# WORK REQUIRED:
Copy each line of the entries beneath that contains the word "Password".

========================

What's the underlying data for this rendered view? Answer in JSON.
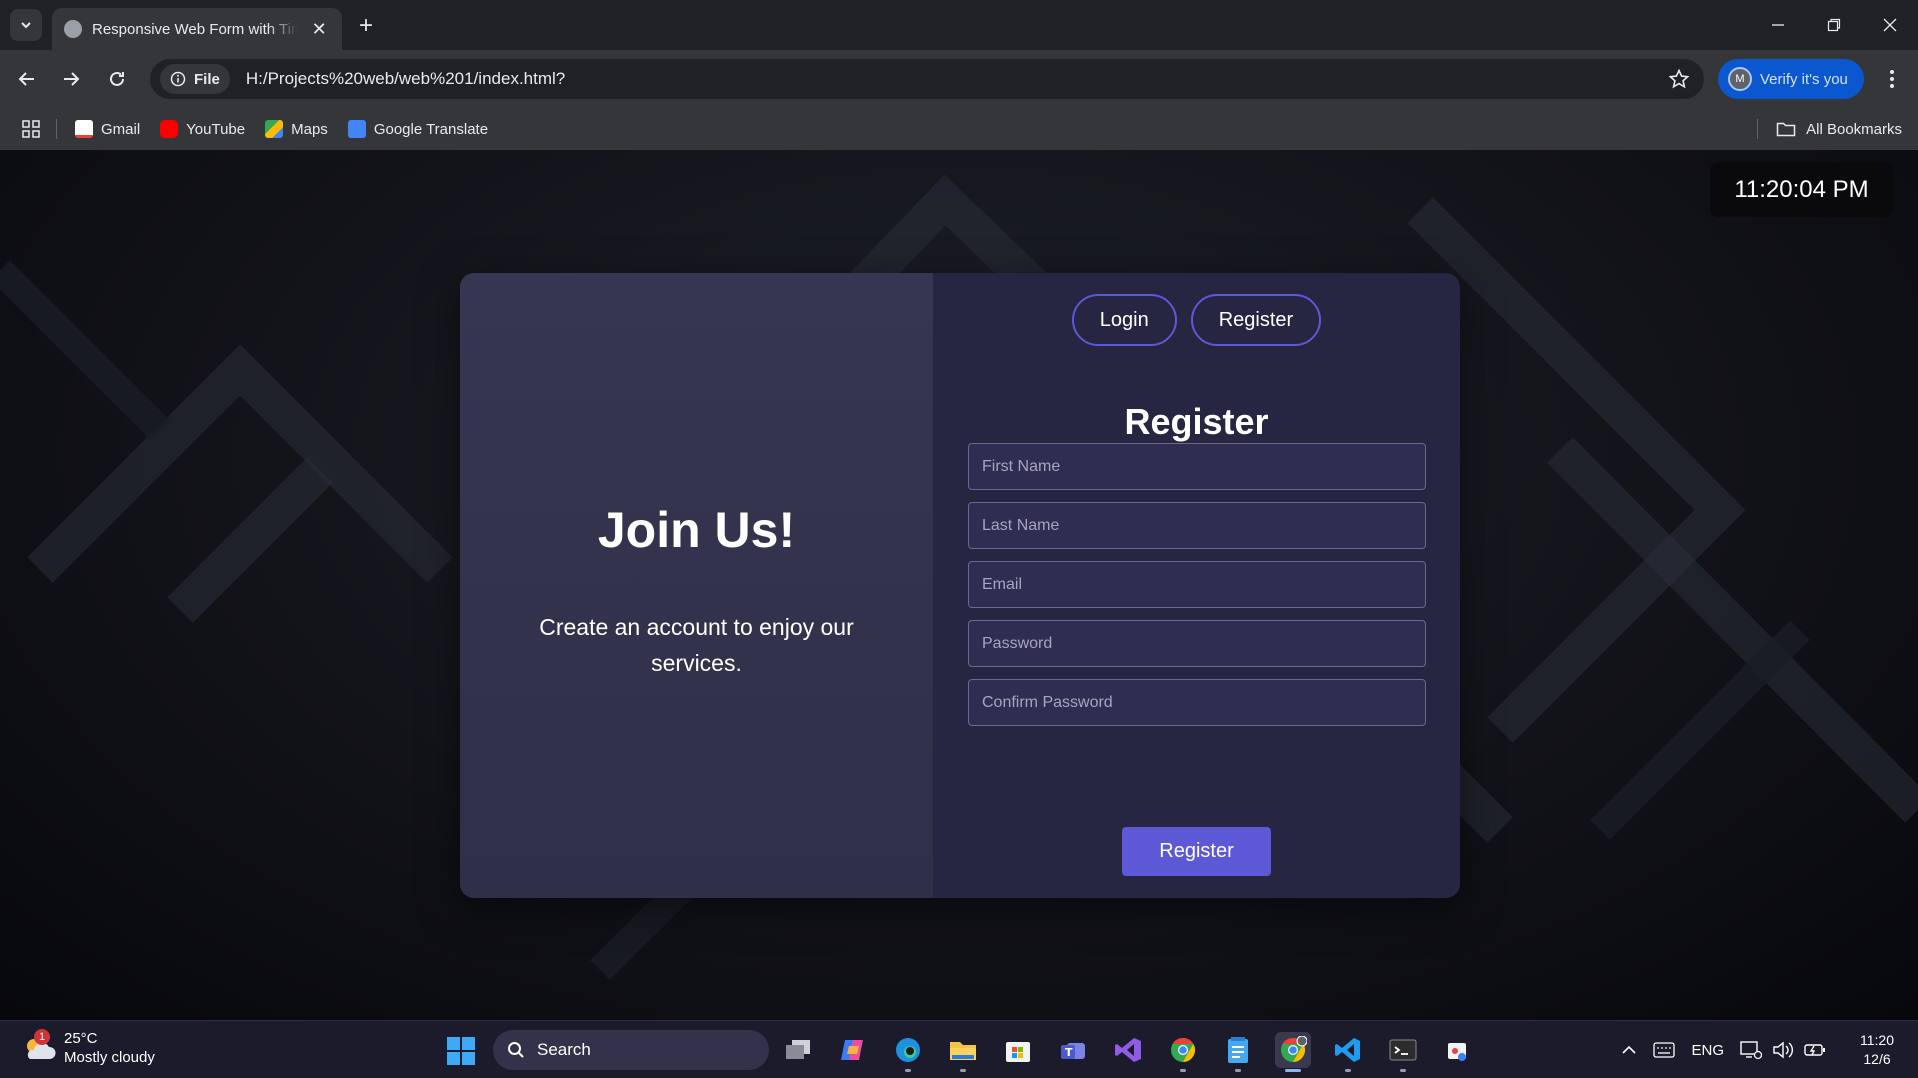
{
  "browser": {
    "tab_title": "Responsive Web Form with Tim",
    "url": "H:/Projects%20web/web%201/index.html?",
    "site_label": "File",
    "verify_label": "Verify it's you",
    "avatar_initial": "M",
    "bookmarks": [
      {
        "label": "Gmail",
        "color": "#ea4335"
      },
      {
        "label": "YouTube",
        "color": "#ff0000"
      },
      {
        "label": "Maps",
        "color": "#34a853"
      },
      {
        "label": "Google Translate",
        "color": "#4285f4"
      }
    ],
    "all_bookmarks": "All Bookmarks"
  },
  "page": {
    "clock": "11:20:04 PM",
    "left": {
      "title": "Join Us!",
      "text": "Create an account to enjoy our services."
    },
    "toggle": {
      "login": "Login",
      "register": "Register"
    },
    "form": {
      "title": "Register",
      "fields": [
        {
          "placeholder": "First Name"
        },
        {
          "placeholder": "Last Name"
        },
        {
          "placeholder": "Email"
        },
        {
          "placeholder": "Password"
        },
        {
          "placeholder": "Confirm Password"
        }
      ],
      "submit": "Register"
    },
    "accent_color": "#5c58d6"
  },
  "taskbar": {
    "weather": {
      "temp": "25°C",
      "desc": "Mostly cloudy",
      "badge": "1"
    },
    "search": "Search",
    "apps": [
      "task-view",
      "copilot",
      "edge",
      "file-explorer",
      "microsoft-store",
      "teams",
      "visual-studio",
      "chrome",
      "notepad",
      "chrome-profile",
      "vscode",
      "terminal",
      "snipping-tool"
    ],
    "language": "ENG",
    "time": "11:20",
    "date": "12/6"
  }
}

========================

# SOLUTION:
          "placeholder": "Password"
          "placeholder": "Confirm Password"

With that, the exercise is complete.